=== Aim ===
Your task is to restate the data word for word.

=== Supplied entries ===

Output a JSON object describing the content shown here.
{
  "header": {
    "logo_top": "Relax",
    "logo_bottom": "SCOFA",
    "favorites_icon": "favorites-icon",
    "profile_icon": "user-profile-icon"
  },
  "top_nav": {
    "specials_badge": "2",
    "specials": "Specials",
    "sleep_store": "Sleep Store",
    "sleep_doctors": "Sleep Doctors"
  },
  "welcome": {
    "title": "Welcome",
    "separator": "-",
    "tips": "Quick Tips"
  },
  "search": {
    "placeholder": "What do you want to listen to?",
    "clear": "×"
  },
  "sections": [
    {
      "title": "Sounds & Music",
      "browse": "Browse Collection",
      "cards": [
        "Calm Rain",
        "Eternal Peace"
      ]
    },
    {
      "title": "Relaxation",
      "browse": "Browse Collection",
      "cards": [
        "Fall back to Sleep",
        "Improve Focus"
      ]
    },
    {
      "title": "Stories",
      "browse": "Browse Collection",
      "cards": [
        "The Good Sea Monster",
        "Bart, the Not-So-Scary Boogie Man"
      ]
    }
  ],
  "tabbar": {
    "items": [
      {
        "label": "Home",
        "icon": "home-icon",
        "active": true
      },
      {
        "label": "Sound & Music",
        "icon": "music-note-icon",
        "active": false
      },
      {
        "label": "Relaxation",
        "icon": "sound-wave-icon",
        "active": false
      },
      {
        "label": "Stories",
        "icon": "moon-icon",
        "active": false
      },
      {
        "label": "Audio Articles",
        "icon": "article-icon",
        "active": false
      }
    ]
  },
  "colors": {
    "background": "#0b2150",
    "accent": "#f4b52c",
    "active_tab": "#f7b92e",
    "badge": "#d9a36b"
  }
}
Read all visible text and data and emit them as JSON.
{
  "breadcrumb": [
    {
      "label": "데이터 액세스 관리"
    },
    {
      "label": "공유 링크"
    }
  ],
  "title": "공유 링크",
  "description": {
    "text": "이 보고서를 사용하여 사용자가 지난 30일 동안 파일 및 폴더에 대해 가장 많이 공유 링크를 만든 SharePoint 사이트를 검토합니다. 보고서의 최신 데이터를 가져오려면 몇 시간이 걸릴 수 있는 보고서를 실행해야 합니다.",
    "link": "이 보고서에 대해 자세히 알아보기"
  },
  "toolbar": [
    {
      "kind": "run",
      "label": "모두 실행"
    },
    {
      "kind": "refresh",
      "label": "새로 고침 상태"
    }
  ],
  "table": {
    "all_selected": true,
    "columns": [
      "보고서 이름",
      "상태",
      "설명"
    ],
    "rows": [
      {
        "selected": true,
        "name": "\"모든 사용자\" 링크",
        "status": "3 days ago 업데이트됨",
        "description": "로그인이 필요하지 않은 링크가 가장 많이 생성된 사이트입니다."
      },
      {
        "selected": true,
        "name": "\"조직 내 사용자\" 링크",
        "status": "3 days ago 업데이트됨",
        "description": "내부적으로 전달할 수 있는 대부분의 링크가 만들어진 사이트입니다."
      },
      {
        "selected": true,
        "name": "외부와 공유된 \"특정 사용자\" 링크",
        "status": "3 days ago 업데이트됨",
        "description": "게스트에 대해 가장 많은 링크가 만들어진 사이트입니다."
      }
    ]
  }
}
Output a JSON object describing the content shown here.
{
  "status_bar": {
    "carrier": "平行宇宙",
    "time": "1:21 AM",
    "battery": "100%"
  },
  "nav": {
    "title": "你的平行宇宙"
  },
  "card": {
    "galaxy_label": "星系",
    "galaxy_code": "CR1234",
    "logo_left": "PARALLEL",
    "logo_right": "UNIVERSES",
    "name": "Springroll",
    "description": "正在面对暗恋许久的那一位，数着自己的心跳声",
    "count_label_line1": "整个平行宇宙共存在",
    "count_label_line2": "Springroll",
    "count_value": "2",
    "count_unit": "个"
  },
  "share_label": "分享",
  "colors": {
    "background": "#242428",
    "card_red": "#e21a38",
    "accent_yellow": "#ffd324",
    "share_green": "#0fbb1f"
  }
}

=== Answer to this problem ===
Output a JSON object describing the content shown here.
{
  "header": {
    "logo_top": "Relax",
    "logo_bottom": "SCOFA",
    "favorites_icon": "favorites-icon",
    "profile_icon": "user-profile-icon"
  },
  "top_nav": {
    "specials_badge": "2",
    "specials": "Specials",
    "sleep_store": "Sleep Store",
    "sleep_doctors": "Sleep Doctors"
  },
  "welcome": {
    "title": "Welcome",
    "separator": "-",
    "tips": "Quick Tips"
  },
  "search": {
    "placeholder": "What do you want to listen to?",
    "clear": "×"
  },
  "sections": [
    {
      "title": "Sounds & Music",
      "browse": "Browse Collection",
      "cards": [
        "Calm Rain",
        "Eternal Peace"
      ]
    },
    {
      "title": "Relaxation",
      "browse": "Browse Collection",
      "cards": [
        "Fall back to Sleep",
        "Improve Focus"
      ]
    },
    {
      "title": "Stories",
      "browse": "Browse Collection",
      "cards": [
        "The Good Sea Monster",
        "Bart, the Not-So-Scary Boogie Man"
      ]
    }
  ],
  "tabbar": {
    "items": [
      {
        "label": "Home",
        "icon": "home-icon",
        "active": true
      },
      {
        "label": "Sound & Music",
        "icon": "music-note-icon",
        "active": false
      },
      {
        "label": "Relaxation",
        "icon": "sound-wave-icon",
        "active": false
      },
      {
        "label": "Stories",
        "icon": "moon-icon",
        "active": false
      },
      {
        "label": "Audio Articles",
        "icon": "article-icon",
        "active": false
      }
    ]
  },
  "colors": {
    "background": "#0b2150",
    "accent": "#f4b52c",
    "active_tab": "#f7b92e",
    "badge": "#d9a36b"
  }
}
Read all visible text and data and emit them as JSON.
{
  "breadcrumb": [
    {
      "label": "데이터 액세스 관리"
    },
    {
      "label": "공유 링크"
    }
  ],
  "title": "공유 링크",
  "description": {
    "text": "이 보고서를 사용하여 사용자가 지난 30일 동안 파일 및 폴더에 대해 가장 많이 공유 링크를 만든 SharePoint 사이트를 검토합니다. 보고서의 최신 데이터를 가져오려면 몇 시간이 걸릴 수 있는 보고서를 실행해야 합니다.",
    "link": "이 보고서에 대해 자세히 알아보기"
  },
  "toolbar": [
    {
      "kind": "run",
      "label": "모두 실행"
    },
    {
      "kind": "refresh",
      "label": "새로 고침 상태"
    }
  ],
  "table": {
    "all_selected": true,
    "columns": [
      "보고서 이름",
      "상태",
      "설명"
    ],
    "rows": [
      {
        "selected": true,
        "name": "\"모든 사용자\" 링크",
        "status": "3 days ago 업데이트됨",
        "description": "로그인이 필요하지 않은 링크가 가장 많이 생성된 사이트입니다."
      },
      {
        "selected": true,
        "name": "\"조직 내 사용자\" 링크",
        "status": "3 days ago 업데이트됨",
        "description": "내부적으로 전달할 수 있는 대부분의 링크가 만들어진 사이트입니다."
      },
      {
        "selected": true,
        "name": "외부와 공유된 \"특정 사용자\" 링크",
        "status": "3 days ago 업데이트됨",
        "description": "게스트에 대해 가장 많은 링크가 만들어진 사이트입니다."
      }
    ]
  }
}
Output a JSON object describing the content shown here.
{
  "status_bar": {
    "carrier": "平行宇宙",
    "time": "1:21 AM",
    "battery": "100%"
  },
  "nav": {
    "title": "你的平行宇宙"
  },
  "card": {
    "galaxy_label": "星系",
    "galaxy_code": "CR1234",
    "logo_left": "PARALLEL",
    "logo_right": "UNIVERSES",
    "name": "Springroll",
    "description": "正在面对暗恋许久的那一位，数着自己的心跳声",
    "count_label_line1": "整个平行宇宙共存在",
    "count_label_line2": "Springroll",
    "count_value": "2",
    "count_unit": "个"
  },
  "share_label": "分享",
  "colors": {
    "background": "#242428",
    "card_red": "#e21a38",
    "accent_yellow": "#ffd324",
    "share_green": "#0fbb1f"
  }
}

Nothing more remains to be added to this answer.